What the exercise asks
Extract the data exactly, missing nothing.

┌─ The data

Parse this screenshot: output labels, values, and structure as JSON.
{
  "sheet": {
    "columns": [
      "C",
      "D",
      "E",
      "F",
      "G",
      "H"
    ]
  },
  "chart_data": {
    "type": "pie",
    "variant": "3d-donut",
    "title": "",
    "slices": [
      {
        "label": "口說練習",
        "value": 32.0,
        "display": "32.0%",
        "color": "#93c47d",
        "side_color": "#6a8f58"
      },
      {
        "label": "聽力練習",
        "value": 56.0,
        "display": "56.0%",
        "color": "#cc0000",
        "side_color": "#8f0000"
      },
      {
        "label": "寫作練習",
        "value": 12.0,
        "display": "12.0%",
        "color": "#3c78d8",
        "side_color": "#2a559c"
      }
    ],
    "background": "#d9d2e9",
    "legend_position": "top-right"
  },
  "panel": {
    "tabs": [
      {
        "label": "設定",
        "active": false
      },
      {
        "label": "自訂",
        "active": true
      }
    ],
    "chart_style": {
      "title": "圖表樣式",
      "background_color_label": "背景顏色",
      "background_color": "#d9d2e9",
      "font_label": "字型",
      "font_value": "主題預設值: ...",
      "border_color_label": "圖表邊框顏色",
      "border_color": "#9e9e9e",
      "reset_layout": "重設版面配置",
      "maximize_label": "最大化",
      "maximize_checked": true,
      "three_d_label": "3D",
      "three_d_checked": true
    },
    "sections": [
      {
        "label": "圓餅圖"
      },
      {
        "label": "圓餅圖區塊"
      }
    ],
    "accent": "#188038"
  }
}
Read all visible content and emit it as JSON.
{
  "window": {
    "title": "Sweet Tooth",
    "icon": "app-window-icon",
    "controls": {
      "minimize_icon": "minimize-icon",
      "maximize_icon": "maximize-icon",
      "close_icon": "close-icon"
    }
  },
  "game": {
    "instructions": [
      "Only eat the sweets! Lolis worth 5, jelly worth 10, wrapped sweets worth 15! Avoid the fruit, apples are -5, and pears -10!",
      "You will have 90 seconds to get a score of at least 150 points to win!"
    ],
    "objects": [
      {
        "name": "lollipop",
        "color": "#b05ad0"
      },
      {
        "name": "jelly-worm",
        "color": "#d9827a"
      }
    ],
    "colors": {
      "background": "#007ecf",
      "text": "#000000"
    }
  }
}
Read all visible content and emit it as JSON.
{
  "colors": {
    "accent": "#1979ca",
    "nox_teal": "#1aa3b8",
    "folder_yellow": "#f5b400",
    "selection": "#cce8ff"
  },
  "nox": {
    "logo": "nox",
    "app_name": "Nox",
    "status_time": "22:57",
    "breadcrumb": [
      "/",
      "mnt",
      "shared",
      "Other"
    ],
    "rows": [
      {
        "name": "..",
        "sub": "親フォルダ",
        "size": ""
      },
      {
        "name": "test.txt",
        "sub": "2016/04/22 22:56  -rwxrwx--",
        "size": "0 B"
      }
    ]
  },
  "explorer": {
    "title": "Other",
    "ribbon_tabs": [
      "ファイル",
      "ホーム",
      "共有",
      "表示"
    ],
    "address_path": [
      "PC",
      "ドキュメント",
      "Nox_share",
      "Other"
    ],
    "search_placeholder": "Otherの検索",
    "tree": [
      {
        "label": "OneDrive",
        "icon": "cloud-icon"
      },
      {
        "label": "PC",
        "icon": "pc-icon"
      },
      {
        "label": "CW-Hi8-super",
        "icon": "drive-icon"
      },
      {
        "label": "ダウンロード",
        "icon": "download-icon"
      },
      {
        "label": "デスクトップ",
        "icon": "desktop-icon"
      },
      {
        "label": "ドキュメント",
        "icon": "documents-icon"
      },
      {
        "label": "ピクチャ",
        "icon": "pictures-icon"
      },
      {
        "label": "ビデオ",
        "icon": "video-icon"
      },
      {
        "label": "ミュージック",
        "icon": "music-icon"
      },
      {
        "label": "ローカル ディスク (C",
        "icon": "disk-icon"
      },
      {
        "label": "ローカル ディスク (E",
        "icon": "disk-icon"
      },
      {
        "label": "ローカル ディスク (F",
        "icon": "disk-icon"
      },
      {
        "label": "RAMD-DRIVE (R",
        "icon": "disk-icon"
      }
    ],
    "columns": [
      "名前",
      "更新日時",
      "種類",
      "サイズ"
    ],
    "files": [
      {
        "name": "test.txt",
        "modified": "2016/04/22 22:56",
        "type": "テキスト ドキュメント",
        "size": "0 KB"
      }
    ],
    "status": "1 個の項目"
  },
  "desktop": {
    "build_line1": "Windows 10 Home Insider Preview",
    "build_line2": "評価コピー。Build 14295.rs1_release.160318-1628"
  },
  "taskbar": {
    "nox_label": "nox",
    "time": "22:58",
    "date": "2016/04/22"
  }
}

└─

Reply
Parse this screenshot: output labels, values, and structure as JSON.
{
  "sheet": {
    "columns": [
      "C",
      "D",
      "E",
      "F",
      "G",
      "H"
    ]
  },
  "chart_data": {
    "type": "pie",
    "variant": "3d-donut",
    "title": "",
    "slices": [
      {
        "label": "口說練習",
        "value": 32.0,
        "display": "32.0%",
        "color": "#93c47d",
        "side_color": "#6a8f58"
      },
      {
        "label": "聽力練習",
        "value": 56.0,
        "display": "56.0%",
        "color": "#cc0000",
        "side_color": "#8f0000"
      },
      {
        "label": "寫作練習",
        "value": 12.0,
        "display": "12.0%",
        "color": "#3c78d8",
        "side_color": "#2a559c"
      }
    ],
    "background": "#d9d2e9",
    "legend_position": "top-right"
  },
  "panel": {
    "tabs": [
      {
        "label": "設定",
        "active": false
      },
      {
        "label": "自訂",
        "active": true
      }
    ],
    "chart_style": {
      "title": "圖表樣式",
      "background_color_label": "背景顏色",
      "background_color": "#d9d2e9",
      "font_label": "字型",
      "font_value": "主題預設值: ...",
      "border_color_label": "圖表邊框顏色",
      "border_color": "#9e9e9e",
      "reset_layout": "重設版面配置",
      "maximize_label": "最大化",
      "maximize_checked": true,
      "three_d_label": "3D",
      "three_d_checked": true
    },
    "sections": [
      {
        "label": "圓餅圖"
      },
      {
        "label": "圓餅圖區塊"
      }
    ],
    "accent": "#188038"
  }
}
Read all visible content and emit it as JSON.
{
  "window": {
    "title": "Sweet Tooth",
    "icon": "app-window-icon",
    "controls": {
      "minimize_icon": "minimize-icon",
      "maximize_icon": "maximize-icon",
      "close_icon": "close-icon"
    }
  },
  "game": {
    "instructions": [
      "Only eat the sweets! Lolis worth 5, jelly worth 10, wrapped sweets worth 15! Avoid the fruit, apples are -5, and pears -10!",
      "You will have 90 seconds to get a score of at least 150 points to win!"
    ],
    "objects": [
      {
        "name": "lollipop",
        "color": "#b05ad0"
      },
      {
        "name": "jelly-worm",
        "color": "#d9827a"
      }
    ],
    "colors": {
      "background": "#007ecf",
      "text": "#000000"
    }
  }
}
Read all visible content and emit it as JSON.
{
  "colors": {
    "accent": "#1979ca",
    "nox_teal": "#1aa3b8",
    "folder_yellow": "#f5b400",
    "selection": "#cce8ff"
  },
  "nox": {
    "logo": "nox",
    "app_name": "Nox",
    "status_time": "22:57",
    "breadcrumb": [
      "/",
      "mnt",
      "shared",
      "Other"
    ],
    "rows": [
      {
        "name": "..",
        "sub": "親フォルダ",
        "size": ""
      },
      {
        "name": "test.txt",
        "sub": "2016/04/22 22:56  -rwxrwx--",
        "size": "0 B"
      }
    ]
  },
  "explorer": {
    "title": "Other",
    "ribbon_tabs": [
      "ファイル",
      "ホーム",
      "共有",
      "表示"
    ],
    "address_path": [
      "PC",
      "ドキュメント",
      "Nox_share",
      "Other"
    ],
    "search_placeholder": "Otherの検索",
    "tree": [
      {
        "label": "OneDrive",
        "icon": "cloud-icon"
      },
      {
        "label": "PC",
        "icon": "pc-icon"
      },
      {
        "label": "CW-Hi8-super",
        "icon": "drive-icon"
      },
      {
        "label": "ダウンロード",
        "icon": "download-icon"
      },
      {
        "label": "デスクトップ",
        "icon": "desktop-icon"
      },
      {
        "label": "ドキュメント",
        "icon": "documents-icon"
      },
      {
        "label": "ピクチャ",
        "icon": "pictures-icon"
      },
      {
        "label": "ビデオ",
        "icon": "video-icon"
      },
      {
        "label": "ミュージック",
        "icon": "music-icon"
      },
      {
        "label": "ローカル ディスク (C",
        "icon": "disk-icon"
      },
      {
        "label": "ローカル ディスク (E",
        "icon": "disk-icon"
      },
      {
        "label": "ローカル ディスク (F",
        "icon": "disk-icon"
      },
      {
        "label": "RAMD-DRIVE (R",
        "icon": "disk-icon"
      }
    ],
    "columns": [
      "名前",
      "更新日時",
      "種類",
      "サイズ"
    ],
    "files": [
      {
        "name": "test.txt",
        "modified": "2016/04/22 22:56",
        "type": "テキスト ドキュメント",
        "size": "0 KB"
      }
    ],
    "status": "1 個の項目"
  },
  "desktop": {
    "build_line1": "Windows 10 Home Insider Preview",
    "build_line2": "評価コピー。Build 14295.rs1_release.160318-1628"
  },
  "taskbar": {
    "nox_label": "nox",
    "time": "22:58",
    "date": "2016/04/22"
  }
}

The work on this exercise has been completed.